> [KUTIPAN TEKS]:

Mereka bahkan secara tegas menolak Perpu Pembubaran Ormas yang digunakan untuk membubarkan Hizbut Tahrir Indonesia. YLBHI berpendapat Perpu ini bahkan berpotensi digunakan untuk membubarkan ormas intoleran seperti FPI yang ingin membubarkan YLBHI. Ironis.

Infografik HL Indepth LBH

YLBHI dan LBH yang Dijepit Kontestasi Politik

Bagi sebagian orang, penyerangan terhadap YLBHI dan tuntutan membubarkan YLBHI tak ubahnya semacam "karma". YLBHI dituding para pendukung Basuki “Ahok” Tjahaja Purnama sebagai sekutu kelompok anti demokrasi yang menyerang YLBHI, dan kini sedang menuai getah akibat pilihan itu.

Setelah penyerangan YLBHI, Hasan Nasbi, CEO The Cyrus Network, juga pendukung Ahok lewat akun Twitter-nya @datuakrajoangek berkicau “Semoga YLBHI dan teman2nya bisa memetik pelajaran penting. Diserbu "sekutunya" sendiri pas Pilkada DKI #eh.”

> [PERNYATAAN TUGAS]: Lanjutkan kutipan tentang YLBHI di atas, dimulai tepat setelah kalimat terakhirnya.

> [BARIS YANG DIBERIKAN]:
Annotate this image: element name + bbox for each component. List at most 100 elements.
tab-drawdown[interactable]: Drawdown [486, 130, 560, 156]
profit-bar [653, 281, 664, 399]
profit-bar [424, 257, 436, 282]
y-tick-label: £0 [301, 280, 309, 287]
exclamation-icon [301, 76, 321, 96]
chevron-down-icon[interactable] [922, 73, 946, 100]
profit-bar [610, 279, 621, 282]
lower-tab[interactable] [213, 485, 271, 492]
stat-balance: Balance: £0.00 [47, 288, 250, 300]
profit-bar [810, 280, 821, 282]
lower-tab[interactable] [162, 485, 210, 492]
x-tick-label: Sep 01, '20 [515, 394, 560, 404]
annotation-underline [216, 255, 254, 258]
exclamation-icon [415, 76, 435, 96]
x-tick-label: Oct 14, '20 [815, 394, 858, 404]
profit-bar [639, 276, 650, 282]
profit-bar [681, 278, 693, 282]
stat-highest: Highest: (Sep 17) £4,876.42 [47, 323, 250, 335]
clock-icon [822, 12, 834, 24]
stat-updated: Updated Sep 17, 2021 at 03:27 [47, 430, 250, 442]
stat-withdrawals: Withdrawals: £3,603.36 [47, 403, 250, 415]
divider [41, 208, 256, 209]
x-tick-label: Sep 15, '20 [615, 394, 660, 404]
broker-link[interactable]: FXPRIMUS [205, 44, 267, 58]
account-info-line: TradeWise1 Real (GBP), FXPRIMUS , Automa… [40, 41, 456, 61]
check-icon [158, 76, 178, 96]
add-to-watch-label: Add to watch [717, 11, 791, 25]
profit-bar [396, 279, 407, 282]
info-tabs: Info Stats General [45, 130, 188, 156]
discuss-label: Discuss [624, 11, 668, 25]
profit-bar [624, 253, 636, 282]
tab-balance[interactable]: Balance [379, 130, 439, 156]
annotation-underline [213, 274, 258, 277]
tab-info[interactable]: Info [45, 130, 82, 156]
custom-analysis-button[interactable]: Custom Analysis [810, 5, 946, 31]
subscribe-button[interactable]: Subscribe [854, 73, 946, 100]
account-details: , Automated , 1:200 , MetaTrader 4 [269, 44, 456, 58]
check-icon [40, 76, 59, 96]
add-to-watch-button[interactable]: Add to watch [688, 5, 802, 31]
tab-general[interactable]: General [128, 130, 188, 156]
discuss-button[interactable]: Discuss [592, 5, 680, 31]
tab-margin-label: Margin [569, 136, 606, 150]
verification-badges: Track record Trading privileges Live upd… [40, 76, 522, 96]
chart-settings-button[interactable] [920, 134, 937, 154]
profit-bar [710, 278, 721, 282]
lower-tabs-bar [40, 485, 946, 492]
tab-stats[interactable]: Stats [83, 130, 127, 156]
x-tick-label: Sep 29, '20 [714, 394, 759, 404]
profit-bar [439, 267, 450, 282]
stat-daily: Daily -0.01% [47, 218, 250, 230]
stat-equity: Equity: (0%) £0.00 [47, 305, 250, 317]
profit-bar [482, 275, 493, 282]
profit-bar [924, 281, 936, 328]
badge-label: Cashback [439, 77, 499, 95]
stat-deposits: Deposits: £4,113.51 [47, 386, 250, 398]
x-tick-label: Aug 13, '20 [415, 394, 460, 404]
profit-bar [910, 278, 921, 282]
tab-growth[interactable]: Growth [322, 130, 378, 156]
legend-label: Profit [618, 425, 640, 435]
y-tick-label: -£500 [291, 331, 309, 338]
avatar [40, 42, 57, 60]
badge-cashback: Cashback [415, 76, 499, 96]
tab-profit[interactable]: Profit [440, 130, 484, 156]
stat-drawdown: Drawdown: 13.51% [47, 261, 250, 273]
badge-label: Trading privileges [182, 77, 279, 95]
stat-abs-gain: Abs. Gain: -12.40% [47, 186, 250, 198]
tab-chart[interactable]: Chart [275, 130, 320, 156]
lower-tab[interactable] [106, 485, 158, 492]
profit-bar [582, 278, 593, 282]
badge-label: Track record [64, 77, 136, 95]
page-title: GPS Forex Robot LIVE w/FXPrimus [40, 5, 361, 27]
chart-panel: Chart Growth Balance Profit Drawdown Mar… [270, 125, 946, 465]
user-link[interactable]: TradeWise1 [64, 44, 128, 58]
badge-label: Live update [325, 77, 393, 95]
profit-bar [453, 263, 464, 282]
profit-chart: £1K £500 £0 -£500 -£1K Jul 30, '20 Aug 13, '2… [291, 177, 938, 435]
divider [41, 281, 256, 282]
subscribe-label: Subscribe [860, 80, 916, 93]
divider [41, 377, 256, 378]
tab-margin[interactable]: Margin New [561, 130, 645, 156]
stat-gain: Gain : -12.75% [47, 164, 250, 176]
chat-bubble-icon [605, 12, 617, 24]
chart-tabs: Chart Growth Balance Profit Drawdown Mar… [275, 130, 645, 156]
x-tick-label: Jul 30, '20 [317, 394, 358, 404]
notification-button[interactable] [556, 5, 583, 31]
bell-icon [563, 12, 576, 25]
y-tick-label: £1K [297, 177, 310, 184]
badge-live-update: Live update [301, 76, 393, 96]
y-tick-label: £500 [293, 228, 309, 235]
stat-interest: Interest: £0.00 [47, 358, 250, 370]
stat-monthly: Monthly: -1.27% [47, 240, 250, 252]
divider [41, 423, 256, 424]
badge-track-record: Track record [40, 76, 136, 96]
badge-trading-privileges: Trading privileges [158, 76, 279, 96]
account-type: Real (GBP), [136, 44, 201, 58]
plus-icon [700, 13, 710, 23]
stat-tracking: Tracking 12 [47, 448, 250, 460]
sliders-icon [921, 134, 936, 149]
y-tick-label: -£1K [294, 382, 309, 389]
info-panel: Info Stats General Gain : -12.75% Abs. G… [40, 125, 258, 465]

> [HASIL TUGAS]:
Akun @kurawa, yang juga dikenal sebagai pendukung Ahok, mengutarakan hal senada. Ia berkicau: "Harusnya YLBHI meminta bantuan ke anies baswedan agar didamaikan ke FPI lah, sebagai sesama pendukung cagub kmrn kan bisa lah kongkow2".

Jauh sebelum insiden penyerbuan dan pengepungan Gedung YLBHI, Asfinawati selaku Ketua YLBHI sudah lebih dulu menjelaskan posisi lembaganya.

Dalam sebuah sesi wawancara khusus bersama Tirto, Asfinawati mengatakan: "Kedua pendukung [calon gubernur] memanfaatkan kasus-kasus ini untuk kepentingan dia, kan? Padahal, sikap terhadap penggusuran dan sikap terhadap kasus penodaan agama itu tidak sama dengan menyuruh orang memilih salah satu. Itu lompatan pikiran yang ngaco banget. Kenapa ngaco? Apakah jika seseorang [terbukti] menodai agama, ia otomatis bukan pemimpin yang baik? Apakah jika ia tidak [terbukti] menodai agama, ia akan menjadi gubernur yang baik? Belum tentu."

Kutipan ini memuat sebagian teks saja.